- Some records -
┌────────
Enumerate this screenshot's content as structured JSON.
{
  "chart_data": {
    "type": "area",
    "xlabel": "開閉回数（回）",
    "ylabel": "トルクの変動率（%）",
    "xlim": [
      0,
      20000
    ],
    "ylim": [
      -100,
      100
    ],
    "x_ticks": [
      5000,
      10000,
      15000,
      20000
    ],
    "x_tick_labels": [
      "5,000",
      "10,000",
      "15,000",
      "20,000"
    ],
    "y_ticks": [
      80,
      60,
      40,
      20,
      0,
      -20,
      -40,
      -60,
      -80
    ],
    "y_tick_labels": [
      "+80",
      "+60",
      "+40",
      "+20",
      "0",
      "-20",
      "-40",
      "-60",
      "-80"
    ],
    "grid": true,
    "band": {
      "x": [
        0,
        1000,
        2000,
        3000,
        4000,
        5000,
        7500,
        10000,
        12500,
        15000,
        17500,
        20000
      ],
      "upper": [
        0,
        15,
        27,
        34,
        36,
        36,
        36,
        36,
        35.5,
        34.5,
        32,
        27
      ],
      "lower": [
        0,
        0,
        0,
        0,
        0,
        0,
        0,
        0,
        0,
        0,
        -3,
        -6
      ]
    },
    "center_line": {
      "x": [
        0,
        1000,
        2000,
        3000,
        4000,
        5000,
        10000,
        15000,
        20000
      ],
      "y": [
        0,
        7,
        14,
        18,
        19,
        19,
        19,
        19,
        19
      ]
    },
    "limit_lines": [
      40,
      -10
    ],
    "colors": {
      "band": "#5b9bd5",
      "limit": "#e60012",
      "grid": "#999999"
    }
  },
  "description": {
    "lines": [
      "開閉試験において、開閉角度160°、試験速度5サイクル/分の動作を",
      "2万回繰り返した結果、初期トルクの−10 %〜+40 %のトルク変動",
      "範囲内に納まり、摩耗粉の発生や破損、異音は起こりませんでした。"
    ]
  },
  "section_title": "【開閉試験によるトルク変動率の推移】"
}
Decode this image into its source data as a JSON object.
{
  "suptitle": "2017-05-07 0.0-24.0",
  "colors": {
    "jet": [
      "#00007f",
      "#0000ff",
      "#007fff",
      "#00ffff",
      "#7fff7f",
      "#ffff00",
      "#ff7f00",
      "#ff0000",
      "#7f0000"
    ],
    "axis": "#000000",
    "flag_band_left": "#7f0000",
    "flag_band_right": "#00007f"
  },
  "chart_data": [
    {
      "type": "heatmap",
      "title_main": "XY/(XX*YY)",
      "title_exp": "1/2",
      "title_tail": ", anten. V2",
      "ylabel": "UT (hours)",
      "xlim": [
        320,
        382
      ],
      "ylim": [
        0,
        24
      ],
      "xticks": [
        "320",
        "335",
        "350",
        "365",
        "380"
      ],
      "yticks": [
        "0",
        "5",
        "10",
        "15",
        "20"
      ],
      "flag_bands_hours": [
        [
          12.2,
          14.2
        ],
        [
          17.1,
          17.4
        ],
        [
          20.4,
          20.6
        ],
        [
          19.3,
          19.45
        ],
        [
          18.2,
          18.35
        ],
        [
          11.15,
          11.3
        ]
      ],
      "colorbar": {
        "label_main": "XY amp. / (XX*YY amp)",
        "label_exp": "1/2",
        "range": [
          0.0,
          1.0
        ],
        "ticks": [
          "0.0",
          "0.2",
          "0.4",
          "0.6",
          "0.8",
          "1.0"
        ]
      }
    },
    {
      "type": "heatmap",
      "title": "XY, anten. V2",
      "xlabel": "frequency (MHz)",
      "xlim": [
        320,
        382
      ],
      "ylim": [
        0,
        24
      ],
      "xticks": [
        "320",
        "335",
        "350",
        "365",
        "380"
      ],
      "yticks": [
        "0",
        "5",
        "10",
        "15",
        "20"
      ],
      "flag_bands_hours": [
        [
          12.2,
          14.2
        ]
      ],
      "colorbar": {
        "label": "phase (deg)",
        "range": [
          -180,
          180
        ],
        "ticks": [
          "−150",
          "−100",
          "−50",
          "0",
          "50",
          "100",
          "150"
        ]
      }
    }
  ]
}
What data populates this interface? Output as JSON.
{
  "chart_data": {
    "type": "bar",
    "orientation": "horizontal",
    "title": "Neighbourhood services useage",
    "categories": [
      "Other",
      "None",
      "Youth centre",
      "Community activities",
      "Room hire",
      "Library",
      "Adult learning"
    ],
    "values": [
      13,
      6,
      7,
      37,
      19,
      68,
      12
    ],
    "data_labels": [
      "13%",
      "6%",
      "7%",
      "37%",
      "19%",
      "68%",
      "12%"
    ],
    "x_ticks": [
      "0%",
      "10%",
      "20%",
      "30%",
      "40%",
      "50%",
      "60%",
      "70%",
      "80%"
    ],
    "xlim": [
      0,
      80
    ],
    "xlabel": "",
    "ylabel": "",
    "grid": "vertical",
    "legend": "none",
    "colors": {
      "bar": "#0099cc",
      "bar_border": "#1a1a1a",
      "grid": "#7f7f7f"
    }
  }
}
└────────
- Brief -
Take the line in which "What data populates" occurs and each subsequent line through the end; give these lines again without alteration.

- Response -
What data populates this interface? Output as JSON.
{
  "chart_data": {
    "type": "bar",
    "orientation": "horizontal",
    "title": "Neighbourhood services useage",
    "categories": [
      "Other",
      "None",
      "Youth centre",
      "Community activities",
      "Room hire",
      "Library",
      "Adult learning"
    ],
    "values": [
      13,
      6,
      7,
      37,
      19,
      68,
      12
    ],
    "data_labels": [
      "13%",
      "6%",
      "7%",
      "37%",
      "19%",
      "68%",
      "12%"
    ],
    "x_ticks": [
      "0%",
      "10%",
      "20%",
      "30%",
      "40%",
      "50%",
      "60%",
      "70%",
      "80%"
    ],
    "xlim": [
      0,
      80
    ],
    "xlabel": "",
    "ylabel": "",
    "grid": "vertical",
    "legend": "none",
    "colors": {
      "bar": "#0099cc",
      "bar_border": "#1a1a1a",
      "grid": "#7f7f7f"
    }
  }
}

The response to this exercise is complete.